--- Task statement ---
Wherever a line below holds the word "this", copy that line.

-- Start Task data --

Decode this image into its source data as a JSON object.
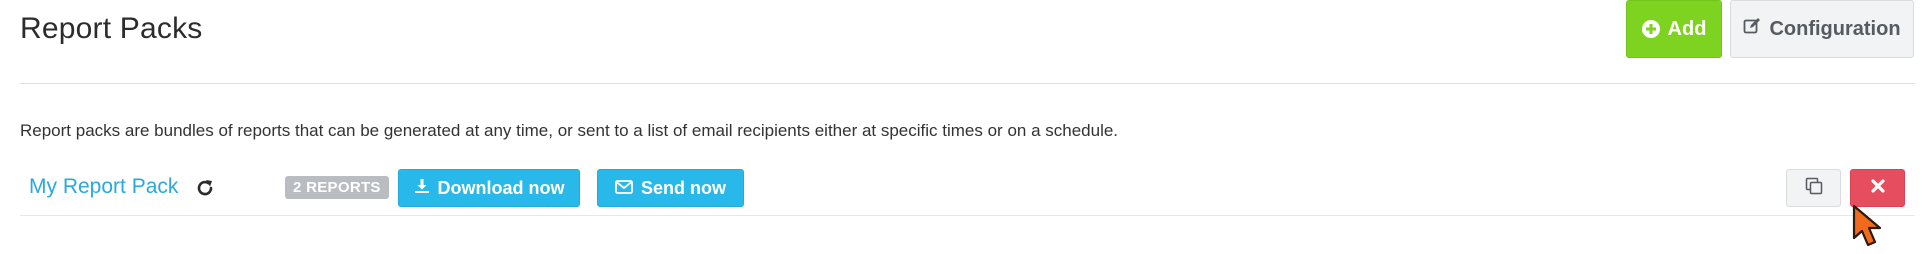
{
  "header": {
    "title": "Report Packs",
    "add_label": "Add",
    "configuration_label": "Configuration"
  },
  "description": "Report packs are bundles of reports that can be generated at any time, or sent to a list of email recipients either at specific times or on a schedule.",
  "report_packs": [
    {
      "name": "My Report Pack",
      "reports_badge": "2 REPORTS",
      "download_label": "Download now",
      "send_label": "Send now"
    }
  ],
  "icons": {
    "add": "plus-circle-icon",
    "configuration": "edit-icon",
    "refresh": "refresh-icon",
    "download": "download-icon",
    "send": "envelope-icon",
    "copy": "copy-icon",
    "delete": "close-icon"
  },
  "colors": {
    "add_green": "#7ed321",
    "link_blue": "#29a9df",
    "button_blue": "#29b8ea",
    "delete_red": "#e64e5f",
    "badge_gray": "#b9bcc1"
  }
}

-- End Task data --
-- Start Task data --

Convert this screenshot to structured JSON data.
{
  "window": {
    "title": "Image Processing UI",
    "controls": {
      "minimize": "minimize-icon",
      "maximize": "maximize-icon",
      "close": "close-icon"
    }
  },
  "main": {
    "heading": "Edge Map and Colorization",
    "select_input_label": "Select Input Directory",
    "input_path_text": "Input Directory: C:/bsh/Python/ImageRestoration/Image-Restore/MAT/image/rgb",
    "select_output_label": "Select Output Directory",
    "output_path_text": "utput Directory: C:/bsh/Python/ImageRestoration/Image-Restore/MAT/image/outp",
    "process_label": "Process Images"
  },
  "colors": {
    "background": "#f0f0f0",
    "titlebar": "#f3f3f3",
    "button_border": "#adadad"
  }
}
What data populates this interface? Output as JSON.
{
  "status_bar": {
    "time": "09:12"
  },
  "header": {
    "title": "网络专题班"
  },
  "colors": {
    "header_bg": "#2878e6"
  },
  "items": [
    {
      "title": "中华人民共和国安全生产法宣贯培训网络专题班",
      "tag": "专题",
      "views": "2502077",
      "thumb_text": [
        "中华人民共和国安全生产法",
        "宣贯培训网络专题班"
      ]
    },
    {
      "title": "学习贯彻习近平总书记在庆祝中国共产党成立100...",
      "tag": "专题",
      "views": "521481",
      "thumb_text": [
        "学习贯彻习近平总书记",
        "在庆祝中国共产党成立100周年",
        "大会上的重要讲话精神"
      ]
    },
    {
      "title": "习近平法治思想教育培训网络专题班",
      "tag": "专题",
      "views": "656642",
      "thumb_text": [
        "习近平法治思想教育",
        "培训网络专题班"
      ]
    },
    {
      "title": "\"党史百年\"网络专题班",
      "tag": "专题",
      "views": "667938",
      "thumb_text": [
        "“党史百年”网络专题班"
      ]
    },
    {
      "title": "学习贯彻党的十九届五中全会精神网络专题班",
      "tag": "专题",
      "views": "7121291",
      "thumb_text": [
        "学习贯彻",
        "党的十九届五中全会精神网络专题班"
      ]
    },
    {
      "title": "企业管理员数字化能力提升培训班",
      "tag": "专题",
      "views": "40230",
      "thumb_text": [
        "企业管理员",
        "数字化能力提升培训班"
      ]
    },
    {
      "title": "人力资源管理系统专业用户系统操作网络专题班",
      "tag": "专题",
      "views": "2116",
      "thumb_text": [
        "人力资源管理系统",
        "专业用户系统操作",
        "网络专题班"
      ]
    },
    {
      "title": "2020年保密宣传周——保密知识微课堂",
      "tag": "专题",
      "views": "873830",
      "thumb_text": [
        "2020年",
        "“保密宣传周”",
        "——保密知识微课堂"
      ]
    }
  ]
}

-- End Task data --

--- Task response ---
Decode this image into its source data as a JSON object.
Convert this screenshot to structured JSON data.
What data populates this interface? Output as JSON.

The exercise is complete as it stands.